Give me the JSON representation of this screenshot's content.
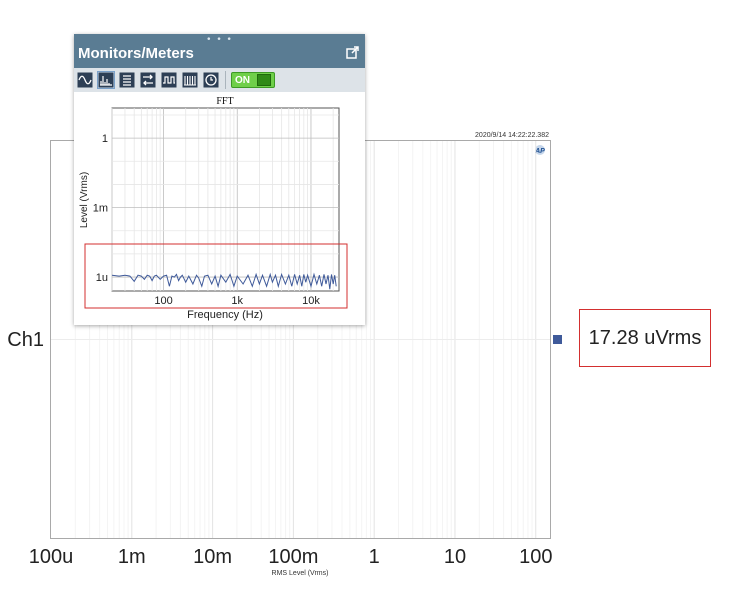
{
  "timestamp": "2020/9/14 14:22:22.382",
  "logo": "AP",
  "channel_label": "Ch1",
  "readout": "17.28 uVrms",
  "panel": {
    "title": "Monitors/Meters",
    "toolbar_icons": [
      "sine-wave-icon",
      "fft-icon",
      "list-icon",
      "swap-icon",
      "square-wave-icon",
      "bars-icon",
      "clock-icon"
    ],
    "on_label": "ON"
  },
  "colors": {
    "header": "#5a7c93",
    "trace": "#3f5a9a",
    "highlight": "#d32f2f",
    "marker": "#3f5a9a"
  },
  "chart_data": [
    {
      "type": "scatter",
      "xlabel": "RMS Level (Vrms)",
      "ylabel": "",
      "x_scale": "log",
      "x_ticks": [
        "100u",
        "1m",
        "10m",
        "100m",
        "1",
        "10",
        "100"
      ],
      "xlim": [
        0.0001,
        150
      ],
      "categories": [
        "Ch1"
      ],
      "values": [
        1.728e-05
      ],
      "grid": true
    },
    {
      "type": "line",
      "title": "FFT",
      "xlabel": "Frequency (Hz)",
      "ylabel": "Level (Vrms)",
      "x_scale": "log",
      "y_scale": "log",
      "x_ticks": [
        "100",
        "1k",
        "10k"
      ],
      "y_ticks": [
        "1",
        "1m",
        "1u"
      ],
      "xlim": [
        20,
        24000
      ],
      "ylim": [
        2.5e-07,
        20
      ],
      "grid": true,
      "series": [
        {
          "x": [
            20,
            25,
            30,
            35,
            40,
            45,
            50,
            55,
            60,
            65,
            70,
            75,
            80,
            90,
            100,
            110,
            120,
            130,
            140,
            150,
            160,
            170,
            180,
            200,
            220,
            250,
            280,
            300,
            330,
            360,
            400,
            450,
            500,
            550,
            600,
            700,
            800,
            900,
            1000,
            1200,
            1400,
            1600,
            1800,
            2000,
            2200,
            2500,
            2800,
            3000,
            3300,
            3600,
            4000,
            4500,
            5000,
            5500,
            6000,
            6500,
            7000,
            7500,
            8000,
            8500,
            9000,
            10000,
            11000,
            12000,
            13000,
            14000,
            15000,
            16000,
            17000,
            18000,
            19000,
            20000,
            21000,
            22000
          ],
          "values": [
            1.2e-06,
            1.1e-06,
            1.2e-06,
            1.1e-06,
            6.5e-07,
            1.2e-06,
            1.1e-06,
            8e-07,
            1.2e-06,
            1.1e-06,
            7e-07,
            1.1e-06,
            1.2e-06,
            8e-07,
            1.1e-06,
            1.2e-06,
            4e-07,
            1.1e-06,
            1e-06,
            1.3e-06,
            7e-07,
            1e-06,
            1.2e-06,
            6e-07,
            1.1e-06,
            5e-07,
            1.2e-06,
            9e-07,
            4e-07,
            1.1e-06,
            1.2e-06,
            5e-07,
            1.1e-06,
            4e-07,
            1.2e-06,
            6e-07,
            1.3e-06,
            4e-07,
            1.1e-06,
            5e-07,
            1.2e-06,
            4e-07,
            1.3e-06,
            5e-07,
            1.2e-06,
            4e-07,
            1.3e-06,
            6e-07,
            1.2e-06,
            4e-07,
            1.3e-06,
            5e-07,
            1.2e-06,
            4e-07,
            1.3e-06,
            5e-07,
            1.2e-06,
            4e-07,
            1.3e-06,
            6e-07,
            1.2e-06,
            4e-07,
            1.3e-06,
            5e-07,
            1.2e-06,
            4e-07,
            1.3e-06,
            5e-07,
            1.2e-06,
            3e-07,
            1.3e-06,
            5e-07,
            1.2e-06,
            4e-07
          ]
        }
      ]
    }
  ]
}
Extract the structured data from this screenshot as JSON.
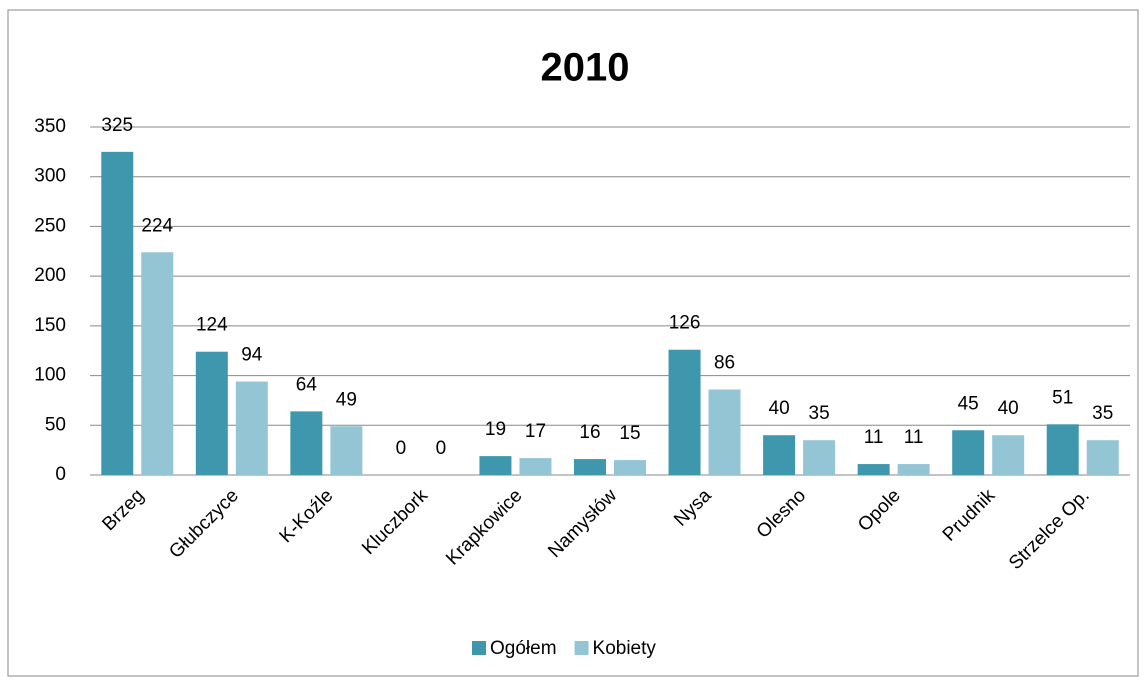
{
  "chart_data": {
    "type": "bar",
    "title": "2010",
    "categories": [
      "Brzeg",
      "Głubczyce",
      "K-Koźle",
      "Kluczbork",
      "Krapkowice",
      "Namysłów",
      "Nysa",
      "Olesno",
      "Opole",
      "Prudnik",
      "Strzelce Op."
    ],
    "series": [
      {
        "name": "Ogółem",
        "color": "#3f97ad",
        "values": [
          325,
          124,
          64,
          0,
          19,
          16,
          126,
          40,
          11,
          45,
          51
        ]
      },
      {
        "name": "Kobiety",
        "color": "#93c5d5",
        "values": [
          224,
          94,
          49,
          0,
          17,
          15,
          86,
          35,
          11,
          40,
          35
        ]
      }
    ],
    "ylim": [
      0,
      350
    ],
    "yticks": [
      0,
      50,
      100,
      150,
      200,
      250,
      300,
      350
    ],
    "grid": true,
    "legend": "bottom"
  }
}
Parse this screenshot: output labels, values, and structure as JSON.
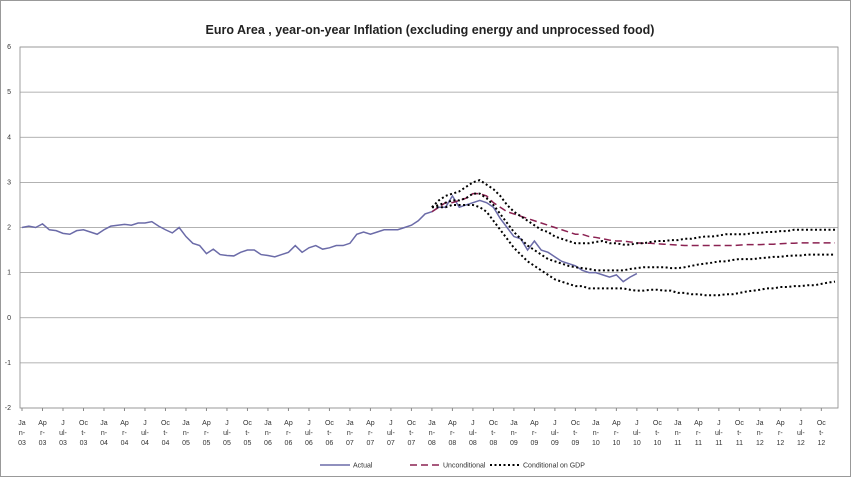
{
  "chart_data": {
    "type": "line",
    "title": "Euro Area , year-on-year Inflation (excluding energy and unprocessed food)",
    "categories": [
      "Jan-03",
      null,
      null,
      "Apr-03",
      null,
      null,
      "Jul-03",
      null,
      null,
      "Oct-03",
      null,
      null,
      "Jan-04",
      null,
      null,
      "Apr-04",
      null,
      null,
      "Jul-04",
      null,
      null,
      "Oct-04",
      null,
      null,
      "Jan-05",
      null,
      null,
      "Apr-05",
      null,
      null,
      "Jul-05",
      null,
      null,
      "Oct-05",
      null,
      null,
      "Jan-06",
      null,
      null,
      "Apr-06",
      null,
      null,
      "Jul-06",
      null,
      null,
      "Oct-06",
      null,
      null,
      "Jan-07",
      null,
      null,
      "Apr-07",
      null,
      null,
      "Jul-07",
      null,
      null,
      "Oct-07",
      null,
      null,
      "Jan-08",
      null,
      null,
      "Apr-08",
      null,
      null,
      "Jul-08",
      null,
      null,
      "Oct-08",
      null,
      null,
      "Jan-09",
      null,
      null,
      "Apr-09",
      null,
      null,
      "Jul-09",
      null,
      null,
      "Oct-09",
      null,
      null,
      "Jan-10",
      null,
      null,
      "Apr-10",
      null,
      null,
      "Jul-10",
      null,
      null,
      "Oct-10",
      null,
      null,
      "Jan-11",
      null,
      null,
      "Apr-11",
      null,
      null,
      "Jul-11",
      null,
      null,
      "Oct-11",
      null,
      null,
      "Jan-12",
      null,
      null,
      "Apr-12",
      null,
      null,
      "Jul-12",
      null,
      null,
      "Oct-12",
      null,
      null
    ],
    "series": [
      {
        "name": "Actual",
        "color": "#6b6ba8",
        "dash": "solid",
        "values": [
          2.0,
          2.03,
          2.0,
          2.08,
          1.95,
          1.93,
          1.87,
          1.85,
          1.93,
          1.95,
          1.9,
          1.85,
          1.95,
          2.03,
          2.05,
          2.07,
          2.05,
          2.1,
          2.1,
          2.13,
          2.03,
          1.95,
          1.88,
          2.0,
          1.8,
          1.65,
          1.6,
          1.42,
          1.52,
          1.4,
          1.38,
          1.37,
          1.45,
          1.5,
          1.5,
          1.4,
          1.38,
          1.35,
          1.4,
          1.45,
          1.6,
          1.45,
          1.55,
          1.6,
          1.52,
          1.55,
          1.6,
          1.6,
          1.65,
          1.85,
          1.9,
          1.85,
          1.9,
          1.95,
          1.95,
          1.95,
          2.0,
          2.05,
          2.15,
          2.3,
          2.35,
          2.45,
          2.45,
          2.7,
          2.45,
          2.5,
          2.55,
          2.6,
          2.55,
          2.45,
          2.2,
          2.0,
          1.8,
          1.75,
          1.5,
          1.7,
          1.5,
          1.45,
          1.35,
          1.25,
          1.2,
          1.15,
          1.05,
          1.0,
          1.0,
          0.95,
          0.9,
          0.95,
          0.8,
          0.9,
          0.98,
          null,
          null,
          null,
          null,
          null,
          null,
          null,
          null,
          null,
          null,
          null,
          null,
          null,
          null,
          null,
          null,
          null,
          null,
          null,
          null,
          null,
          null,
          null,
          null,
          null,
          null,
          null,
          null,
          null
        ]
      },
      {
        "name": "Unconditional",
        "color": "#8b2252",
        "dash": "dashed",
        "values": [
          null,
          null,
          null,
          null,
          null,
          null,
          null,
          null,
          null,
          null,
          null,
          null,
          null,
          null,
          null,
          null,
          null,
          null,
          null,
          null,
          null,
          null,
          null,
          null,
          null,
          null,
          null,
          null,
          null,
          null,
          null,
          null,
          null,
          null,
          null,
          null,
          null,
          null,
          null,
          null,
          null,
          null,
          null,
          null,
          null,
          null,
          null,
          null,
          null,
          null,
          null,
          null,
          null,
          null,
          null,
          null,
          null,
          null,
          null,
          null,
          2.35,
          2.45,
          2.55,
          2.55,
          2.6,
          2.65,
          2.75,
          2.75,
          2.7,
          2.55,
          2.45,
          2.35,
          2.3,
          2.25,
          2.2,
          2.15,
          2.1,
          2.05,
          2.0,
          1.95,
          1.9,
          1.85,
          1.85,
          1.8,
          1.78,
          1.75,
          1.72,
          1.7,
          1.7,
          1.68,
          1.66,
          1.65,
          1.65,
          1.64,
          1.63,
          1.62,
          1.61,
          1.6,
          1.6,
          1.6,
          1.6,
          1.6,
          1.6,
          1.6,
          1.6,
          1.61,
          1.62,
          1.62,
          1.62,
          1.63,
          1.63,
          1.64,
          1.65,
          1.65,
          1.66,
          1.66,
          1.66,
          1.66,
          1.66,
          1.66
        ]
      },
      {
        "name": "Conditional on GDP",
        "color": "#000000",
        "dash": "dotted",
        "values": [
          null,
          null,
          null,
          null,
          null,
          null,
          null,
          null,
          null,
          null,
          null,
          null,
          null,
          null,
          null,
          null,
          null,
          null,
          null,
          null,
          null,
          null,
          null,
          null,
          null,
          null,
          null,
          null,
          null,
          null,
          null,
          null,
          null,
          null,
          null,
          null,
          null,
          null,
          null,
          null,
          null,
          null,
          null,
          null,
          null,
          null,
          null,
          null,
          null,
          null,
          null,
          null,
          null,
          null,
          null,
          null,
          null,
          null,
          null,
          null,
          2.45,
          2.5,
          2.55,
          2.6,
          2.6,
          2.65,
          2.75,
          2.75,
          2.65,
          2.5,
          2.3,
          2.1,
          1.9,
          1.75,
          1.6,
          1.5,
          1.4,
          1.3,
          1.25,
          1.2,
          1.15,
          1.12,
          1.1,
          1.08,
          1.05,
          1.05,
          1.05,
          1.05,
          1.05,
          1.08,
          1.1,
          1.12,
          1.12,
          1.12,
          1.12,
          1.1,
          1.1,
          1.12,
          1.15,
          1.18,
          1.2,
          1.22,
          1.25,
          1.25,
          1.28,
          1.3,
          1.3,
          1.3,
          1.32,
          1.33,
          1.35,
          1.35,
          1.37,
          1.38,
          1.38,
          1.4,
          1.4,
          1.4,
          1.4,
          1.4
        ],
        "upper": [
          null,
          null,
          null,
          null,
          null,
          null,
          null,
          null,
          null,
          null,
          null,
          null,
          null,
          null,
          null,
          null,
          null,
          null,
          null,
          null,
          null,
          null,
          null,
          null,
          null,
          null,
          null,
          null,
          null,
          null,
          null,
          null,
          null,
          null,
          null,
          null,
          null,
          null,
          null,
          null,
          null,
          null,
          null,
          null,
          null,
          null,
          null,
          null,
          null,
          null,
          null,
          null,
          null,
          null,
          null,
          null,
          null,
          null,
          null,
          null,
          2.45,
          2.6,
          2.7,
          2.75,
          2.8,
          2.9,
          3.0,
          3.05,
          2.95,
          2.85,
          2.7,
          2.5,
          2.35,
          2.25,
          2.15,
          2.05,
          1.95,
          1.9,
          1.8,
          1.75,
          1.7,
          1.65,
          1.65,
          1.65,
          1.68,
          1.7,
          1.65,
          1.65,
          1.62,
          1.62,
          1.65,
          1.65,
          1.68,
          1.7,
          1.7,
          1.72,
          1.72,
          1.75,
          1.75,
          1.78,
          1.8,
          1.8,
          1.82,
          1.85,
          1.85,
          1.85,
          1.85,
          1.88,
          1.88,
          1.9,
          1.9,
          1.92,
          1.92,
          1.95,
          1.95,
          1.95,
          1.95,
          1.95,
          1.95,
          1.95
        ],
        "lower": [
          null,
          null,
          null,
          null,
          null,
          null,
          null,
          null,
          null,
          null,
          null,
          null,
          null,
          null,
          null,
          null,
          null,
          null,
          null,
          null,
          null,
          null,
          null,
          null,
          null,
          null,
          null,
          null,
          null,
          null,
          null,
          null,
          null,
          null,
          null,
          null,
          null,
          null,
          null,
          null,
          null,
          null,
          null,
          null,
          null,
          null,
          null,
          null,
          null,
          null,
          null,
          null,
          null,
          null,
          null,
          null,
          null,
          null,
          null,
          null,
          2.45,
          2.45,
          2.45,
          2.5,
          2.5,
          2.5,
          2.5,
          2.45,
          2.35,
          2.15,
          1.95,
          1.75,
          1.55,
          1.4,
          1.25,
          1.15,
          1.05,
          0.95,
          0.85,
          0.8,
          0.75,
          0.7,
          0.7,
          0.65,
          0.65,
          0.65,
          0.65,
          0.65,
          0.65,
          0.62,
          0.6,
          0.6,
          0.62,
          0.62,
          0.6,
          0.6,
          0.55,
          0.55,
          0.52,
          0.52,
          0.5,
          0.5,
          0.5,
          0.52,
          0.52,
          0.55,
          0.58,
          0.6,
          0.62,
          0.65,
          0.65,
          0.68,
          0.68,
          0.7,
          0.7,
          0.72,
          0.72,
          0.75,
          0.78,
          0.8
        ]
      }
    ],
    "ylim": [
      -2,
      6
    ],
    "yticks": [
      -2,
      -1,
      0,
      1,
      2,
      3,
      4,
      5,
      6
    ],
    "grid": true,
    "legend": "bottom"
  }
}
--------
__Instructions to follow__
Pull out every line of the records above that contains the word "true".

__Result of the exercise__
      "grid": true
      "grid": true,
    "grid": true,
    "grid": true,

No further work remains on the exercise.